▸ **REQUIRED TASK 1**
Retype the rows word for word, starting with the first row and continuing through the line that contains "panel-mint — [564, 224, 652, 306]".

▸ **EXCERPTED TEXT**
......

Thursday, June 17, 2010

Year in Review: 1953

1953 is one of the best years I can recall in movie history. Each of the 10 films on my list are masterful, and there are a number of runners-up that I cannot believe didn’t make the cut – and I still have a number of highly regarded films that I missed. Quite simply a stunning year.

10. Sawdust and Tinsel (Ingmar Bergman)
Ingmar Bergman’s Sawdust and Tinsel is one of the best films of his early years. The film is an unflinching examination of the lives and humiliation of a group of circus performers – most notably Frost (Anders Ek) the clown. In the film’s most famous sequence, we see how Frost’s wife humiliated him by swimming nude in front of a cheering group of soldiers. As Frost goes to get her – in full clown makeup – and carries her past the jeering soldiers, your heart breaks a little for him. Meanwhile, the head of the circus Albert (Ake Gronberg) goes to see his wife, who is angry with him that he has made no money, and his mistress (Harriet Anderson) is furious with him that he even went to see his wife, and retaliates by having a fling with an actor, that she immediately feels ashamed of. Sawdust and Tinsel is a penetrating examination of these characters, which endure these humiliations, and somehow find the will to continue on. Bergman made a lot of great films in the 1950s – but none of them are better than this one.

9. Mr. Hulot’s Holiday (Jacques Tati)

......

▸ **AVAILABLE DATA**
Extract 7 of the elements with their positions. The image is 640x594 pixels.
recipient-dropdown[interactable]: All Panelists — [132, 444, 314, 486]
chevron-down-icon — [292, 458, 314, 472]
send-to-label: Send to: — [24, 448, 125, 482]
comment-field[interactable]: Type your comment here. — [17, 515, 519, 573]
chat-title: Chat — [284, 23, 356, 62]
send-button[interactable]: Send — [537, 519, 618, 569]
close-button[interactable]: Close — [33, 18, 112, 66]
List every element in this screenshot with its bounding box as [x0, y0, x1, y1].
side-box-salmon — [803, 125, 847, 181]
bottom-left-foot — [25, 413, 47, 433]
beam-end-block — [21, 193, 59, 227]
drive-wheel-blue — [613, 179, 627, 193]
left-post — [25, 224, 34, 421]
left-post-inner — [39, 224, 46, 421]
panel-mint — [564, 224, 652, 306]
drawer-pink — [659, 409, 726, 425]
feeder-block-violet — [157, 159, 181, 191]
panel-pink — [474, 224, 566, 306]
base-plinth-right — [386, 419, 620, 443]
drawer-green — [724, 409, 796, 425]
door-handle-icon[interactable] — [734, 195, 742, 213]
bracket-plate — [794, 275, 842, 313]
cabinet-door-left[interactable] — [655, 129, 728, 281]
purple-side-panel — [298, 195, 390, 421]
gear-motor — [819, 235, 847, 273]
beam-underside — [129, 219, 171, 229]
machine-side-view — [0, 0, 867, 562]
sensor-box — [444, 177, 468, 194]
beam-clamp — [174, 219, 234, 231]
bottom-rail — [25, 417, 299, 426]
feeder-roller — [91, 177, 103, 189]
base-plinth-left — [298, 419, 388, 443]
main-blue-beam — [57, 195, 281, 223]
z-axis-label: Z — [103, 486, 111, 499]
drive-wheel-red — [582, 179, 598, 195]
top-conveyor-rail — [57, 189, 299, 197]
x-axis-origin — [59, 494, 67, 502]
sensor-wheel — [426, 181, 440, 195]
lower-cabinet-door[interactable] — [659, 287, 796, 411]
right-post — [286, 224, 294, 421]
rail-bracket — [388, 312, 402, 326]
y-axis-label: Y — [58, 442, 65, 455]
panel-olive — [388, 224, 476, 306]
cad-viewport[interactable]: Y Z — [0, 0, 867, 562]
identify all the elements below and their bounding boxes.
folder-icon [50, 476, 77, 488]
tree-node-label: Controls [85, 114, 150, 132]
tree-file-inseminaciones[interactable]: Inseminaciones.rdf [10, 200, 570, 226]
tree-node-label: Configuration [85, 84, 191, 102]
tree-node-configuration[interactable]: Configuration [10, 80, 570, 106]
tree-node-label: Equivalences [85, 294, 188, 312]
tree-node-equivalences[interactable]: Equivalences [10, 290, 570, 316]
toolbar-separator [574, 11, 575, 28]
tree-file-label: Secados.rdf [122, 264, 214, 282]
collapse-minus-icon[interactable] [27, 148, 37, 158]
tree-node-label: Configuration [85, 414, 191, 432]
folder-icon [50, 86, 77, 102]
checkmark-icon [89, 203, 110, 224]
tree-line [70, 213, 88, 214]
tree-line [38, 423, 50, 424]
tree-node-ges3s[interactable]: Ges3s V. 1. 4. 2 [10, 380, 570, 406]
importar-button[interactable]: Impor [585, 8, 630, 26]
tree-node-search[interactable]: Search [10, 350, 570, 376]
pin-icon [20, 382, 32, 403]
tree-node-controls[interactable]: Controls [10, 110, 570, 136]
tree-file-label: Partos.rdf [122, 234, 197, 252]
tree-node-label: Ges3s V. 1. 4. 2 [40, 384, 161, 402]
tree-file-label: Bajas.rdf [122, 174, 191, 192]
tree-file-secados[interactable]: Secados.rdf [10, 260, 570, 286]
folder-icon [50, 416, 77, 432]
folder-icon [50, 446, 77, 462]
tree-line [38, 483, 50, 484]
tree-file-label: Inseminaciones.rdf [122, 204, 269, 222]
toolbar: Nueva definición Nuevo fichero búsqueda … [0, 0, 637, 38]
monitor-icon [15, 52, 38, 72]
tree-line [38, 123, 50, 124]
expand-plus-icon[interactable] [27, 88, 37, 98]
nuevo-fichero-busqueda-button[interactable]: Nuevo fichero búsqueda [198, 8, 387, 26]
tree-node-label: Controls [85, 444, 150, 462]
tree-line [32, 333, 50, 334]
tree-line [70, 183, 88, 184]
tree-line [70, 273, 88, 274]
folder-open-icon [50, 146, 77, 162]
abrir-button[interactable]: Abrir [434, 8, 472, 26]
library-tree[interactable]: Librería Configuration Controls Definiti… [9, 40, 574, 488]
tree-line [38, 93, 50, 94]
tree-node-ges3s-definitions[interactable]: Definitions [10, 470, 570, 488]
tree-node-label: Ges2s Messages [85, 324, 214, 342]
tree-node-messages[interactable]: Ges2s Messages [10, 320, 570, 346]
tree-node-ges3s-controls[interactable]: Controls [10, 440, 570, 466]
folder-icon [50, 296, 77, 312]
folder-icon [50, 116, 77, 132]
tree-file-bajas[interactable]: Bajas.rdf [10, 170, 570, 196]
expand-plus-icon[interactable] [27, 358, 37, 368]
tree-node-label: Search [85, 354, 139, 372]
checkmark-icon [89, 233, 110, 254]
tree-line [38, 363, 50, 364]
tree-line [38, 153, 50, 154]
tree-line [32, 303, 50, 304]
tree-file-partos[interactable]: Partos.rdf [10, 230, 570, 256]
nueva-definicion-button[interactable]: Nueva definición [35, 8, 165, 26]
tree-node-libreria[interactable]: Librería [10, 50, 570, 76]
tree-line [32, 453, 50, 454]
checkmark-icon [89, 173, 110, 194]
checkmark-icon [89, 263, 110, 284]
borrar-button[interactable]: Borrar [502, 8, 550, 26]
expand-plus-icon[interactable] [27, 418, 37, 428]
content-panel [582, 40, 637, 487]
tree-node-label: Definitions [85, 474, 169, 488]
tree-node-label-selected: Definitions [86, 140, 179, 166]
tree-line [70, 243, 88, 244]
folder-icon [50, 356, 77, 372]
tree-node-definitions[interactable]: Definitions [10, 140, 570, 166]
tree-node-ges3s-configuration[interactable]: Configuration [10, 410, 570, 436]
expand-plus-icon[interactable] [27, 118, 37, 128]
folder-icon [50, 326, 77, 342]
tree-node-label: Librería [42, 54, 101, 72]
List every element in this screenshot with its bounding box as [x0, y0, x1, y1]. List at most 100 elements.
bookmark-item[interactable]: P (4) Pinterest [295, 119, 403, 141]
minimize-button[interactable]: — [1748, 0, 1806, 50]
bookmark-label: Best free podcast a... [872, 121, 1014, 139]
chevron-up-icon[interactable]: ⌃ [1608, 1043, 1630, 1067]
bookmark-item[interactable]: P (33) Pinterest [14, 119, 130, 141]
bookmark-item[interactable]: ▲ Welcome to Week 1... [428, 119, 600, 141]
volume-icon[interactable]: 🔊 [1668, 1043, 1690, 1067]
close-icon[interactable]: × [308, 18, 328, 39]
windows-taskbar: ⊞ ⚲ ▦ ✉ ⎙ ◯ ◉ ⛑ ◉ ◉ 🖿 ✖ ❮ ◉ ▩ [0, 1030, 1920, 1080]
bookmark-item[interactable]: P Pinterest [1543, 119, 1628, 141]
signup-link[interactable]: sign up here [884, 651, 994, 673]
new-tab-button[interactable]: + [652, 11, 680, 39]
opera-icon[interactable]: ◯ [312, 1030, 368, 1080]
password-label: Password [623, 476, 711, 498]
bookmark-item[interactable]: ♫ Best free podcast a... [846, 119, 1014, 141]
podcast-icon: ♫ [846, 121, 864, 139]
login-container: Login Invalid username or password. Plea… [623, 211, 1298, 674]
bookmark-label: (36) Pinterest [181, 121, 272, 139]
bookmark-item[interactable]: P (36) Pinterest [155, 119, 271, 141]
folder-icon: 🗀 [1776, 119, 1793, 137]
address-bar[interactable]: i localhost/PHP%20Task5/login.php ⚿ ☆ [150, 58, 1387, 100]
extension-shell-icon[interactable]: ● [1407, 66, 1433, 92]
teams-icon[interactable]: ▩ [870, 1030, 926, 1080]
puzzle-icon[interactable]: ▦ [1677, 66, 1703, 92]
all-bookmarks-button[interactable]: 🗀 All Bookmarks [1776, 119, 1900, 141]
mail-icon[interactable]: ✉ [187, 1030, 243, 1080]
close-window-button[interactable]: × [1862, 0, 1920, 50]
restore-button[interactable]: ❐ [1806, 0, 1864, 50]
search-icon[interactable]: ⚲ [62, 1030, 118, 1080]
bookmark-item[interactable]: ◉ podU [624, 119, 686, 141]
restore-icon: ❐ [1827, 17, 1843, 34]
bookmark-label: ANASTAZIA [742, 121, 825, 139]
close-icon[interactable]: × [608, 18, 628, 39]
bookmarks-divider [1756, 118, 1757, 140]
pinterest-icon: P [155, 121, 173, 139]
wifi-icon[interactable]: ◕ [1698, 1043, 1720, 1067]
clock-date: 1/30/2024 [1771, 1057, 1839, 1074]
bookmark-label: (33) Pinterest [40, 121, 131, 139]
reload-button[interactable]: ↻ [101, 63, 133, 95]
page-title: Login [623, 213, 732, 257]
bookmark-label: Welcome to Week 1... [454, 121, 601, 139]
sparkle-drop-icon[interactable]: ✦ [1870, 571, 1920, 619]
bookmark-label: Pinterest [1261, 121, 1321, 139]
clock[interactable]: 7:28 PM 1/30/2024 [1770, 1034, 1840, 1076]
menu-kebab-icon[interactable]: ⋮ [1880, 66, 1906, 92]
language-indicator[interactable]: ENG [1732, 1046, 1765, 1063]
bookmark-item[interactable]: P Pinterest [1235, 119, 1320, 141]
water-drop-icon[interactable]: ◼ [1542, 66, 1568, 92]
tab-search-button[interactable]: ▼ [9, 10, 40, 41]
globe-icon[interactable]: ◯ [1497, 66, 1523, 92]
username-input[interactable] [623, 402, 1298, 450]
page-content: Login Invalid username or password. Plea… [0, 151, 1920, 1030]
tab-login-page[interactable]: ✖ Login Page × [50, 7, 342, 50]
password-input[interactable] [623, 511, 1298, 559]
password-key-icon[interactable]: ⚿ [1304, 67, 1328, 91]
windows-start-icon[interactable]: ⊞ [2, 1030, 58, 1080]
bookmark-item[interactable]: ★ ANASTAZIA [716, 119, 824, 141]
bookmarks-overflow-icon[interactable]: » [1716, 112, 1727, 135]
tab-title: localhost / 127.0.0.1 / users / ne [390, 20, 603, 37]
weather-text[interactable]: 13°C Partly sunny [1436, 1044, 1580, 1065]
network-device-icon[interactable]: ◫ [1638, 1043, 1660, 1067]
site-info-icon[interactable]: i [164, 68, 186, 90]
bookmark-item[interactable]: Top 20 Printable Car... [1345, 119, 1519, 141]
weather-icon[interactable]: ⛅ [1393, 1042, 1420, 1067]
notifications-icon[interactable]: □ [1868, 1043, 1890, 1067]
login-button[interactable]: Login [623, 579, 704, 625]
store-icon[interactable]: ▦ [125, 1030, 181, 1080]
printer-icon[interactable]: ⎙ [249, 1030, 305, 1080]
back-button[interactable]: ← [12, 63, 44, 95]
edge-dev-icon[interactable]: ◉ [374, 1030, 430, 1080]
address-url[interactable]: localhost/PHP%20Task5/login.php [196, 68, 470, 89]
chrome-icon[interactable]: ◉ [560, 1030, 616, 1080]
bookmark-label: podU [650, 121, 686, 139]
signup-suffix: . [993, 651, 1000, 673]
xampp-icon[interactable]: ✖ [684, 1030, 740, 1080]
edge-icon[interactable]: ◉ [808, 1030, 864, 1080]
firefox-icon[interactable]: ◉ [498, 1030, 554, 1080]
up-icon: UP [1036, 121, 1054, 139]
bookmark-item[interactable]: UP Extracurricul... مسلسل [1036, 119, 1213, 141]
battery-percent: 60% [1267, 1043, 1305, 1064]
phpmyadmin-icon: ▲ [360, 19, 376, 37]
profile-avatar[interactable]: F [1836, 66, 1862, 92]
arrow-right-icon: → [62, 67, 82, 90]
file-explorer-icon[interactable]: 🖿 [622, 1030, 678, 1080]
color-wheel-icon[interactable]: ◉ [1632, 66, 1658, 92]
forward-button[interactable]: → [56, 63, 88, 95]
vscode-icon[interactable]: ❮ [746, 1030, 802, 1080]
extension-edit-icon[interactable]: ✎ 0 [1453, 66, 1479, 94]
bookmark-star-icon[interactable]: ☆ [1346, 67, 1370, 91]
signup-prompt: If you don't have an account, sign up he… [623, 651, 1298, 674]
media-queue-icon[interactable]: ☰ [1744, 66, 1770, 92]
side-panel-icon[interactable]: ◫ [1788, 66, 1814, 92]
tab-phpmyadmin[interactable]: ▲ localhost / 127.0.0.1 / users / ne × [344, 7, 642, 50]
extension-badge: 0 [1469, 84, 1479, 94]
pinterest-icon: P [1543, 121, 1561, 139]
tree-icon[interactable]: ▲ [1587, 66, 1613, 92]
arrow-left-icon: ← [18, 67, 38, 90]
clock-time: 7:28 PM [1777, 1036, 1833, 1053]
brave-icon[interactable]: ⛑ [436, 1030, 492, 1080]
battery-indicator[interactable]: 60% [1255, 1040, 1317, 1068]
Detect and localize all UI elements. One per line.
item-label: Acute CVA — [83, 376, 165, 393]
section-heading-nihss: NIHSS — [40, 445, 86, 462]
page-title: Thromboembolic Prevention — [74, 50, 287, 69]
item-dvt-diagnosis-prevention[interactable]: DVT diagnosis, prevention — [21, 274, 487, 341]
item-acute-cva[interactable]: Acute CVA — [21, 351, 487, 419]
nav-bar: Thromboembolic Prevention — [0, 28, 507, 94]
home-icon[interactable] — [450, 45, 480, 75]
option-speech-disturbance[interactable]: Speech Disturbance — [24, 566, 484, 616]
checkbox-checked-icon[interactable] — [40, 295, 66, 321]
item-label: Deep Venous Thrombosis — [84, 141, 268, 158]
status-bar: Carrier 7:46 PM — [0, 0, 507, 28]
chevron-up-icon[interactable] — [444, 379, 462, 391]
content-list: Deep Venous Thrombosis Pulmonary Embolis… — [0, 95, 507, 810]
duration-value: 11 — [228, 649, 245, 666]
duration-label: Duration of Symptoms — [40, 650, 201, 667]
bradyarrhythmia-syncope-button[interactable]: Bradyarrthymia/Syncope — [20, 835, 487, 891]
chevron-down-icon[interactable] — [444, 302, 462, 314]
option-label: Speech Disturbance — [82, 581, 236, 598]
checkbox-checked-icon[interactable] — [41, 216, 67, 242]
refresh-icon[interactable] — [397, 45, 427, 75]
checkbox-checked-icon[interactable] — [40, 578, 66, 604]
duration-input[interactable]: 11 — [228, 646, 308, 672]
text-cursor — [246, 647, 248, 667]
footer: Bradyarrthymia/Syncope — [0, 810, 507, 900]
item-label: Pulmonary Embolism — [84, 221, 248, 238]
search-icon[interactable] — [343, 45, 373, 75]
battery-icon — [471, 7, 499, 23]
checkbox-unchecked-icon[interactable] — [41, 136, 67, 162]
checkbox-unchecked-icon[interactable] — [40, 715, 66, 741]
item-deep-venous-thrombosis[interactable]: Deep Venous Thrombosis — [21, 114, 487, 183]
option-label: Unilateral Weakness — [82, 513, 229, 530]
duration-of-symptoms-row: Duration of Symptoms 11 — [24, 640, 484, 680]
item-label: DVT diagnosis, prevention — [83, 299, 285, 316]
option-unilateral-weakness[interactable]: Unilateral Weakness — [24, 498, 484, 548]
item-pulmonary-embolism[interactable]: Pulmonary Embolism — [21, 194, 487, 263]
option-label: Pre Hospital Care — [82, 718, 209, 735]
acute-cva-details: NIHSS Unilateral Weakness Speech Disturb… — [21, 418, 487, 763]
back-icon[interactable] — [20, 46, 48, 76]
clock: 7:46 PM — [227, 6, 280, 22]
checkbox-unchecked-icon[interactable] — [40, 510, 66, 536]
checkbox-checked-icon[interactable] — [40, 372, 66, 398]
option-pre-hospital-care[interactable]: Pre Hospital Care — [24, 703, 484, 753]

......

▸ **REQUIRED TASK 2**
Answer these questions from the 1953 movie year review:
(a) Which actor plays Frost the clown in Sawdust and Tinsel?
(b) Who directed Mr. Hulot's Holiday?
(c) How many films are on the writer's list for 1953?

▸ **FULL SOLUTION 1**
Extract 7 of the elements with their positions. The image is 640x594 pixels.
recipient-dropdown[interactable]: All Panelists — [132, 444, 314, 486]
chevron-down-icon — [292, 458, 314, 472]
send-to-label: Send to: — [24, 448, 125, 482]
comment-field[interactable]: Type your comment here. — [17, 515, 519, 573]
chat-title: Chat — [284, 23, 356, 62]
send-button[interactable]: Send — [537, 519, 618, 569]
close-button[interactable]: Close — [33, 18, 112, 66]
List every element in this screenshot with its bounding box as [x0, y0, x1, y1].
side-box-salmon — [803, 125, 847, 181]
bottom-left-foot — [25, 413, 47, 433]
beam-end-block — [21, 193, 59, 227]
drive-wheel-blue — [613, 179, 627, 193]
left-post — [25, 224, 34, 421]
left-post-inner — [39, 224, 46, 421]
panel-mint — [564, 224, 652, 306]

▸ **FULL SOLUTION 2**
(a) Anders Ek
(b) Jacques Tati
(c) 10